Repeat the listing in full, exactly as it stands.
— begin EXTRACTED DATA —
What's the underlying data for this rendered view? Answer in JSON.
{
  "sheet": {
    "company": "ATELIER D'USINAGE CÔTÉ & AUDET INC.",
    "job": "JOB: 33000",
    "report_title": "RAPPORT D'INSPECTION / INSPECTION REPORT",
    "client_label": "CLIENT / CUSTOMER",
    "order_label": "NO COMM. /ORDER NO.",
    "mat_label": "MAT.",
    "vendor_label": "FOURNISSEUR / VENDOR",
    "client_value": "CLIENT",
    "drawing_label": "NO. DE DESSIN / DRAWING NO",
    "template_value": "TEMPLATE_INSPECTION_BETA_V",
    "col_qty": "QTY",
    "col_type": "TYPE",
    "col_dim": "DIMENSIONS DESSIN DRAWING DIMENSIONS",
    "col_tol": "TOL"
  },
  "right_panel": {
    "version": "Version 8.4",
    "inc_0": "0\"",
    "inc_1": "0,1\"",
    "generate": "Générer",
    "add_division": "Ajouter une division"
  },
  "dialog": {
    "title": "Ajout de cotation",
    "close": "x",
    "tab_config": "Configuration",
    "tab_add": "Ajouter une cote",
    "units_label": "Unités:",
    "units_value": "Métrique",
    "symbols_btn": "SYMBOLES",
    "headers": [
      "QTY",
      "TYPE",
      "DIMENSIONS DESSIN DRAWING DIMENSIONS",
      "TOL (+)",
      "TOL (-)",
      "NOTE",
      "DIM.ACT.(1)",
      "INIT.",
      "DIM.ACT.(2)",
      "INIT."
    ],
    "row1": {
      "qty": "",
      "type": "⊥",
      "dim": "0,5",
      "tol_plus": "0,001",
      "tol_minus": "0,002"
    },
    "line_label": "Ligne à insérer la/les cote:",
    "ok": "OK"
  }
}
— end EXTRACTED DATA —
- **ANSWER TO THIS PROBLEM**:
What's the underlying data for this rendered view? Answer in JSON.
{
  "sheet": {
    "company": "ATELIER D'USINAGE CÔTÉ & AUDET INC.",
    "job": "JOB: 33000",
    "report_title": "RAPPORT D'INSPECTION / INSPECTION REPORT",
    "client_label": "CLIENT / CUSTOMER",
    "order_label": "NO COMM. /ORDER NO.",
    "mat_label": "MAT.",
    "vendor_label": "FOURNISSEUR / VENDOR",
    "client_value": "CLIENT",
    "drawing_label": "NO. DE DESSIN / DRAWING NO",
    "template_value": "TEMPLATE_INSPECTION_BETA_V",
    "col_qty": "QTY",
    "col_type": "TYPE",
    "col_dim": "DIMENSIONS DESSIN DRAWING DIMENSIONS",
    "col_tol": "TOL"
  },
  "right_panel": {
    "version": "Version 8.4",
    "inc_0": "0\"",
    "inc_1": "0,1\"",
    "generate": "Générer",
    "add_division": "Ajouter une division"
  },
  "dialog": {
    "title": "Ajout de cotation",
    "close": "x",
    "tab_config": "Configuration",
    "tab_add": "Ajouter une cote",
    "units_label": "Unités:",
    "units_value": "Métrique",
    "symbols_btn": "SYMBOLES",
    "headers": [
      "QTY",
      "TYPE",
      "DIMENSIONS DESSIN DRAWING DIMENSIONS",
      "TOL (+)",
      "TOL (-)",
      "NOTE",
      "DIM.ACT.(1)",
      "INIT.",
      "DIM.ACT.(2)",
      "INIT."
    ],
    "row1": {
      "qty": "",
      "type": "⊥",
      "dim": "0,5",
      "tol_plus": "0,001",
      "tol_minus": "0,002"
    },
    "line_label": "Ligne à insérer la/les cote:",
    "ok": "OK"
  }
}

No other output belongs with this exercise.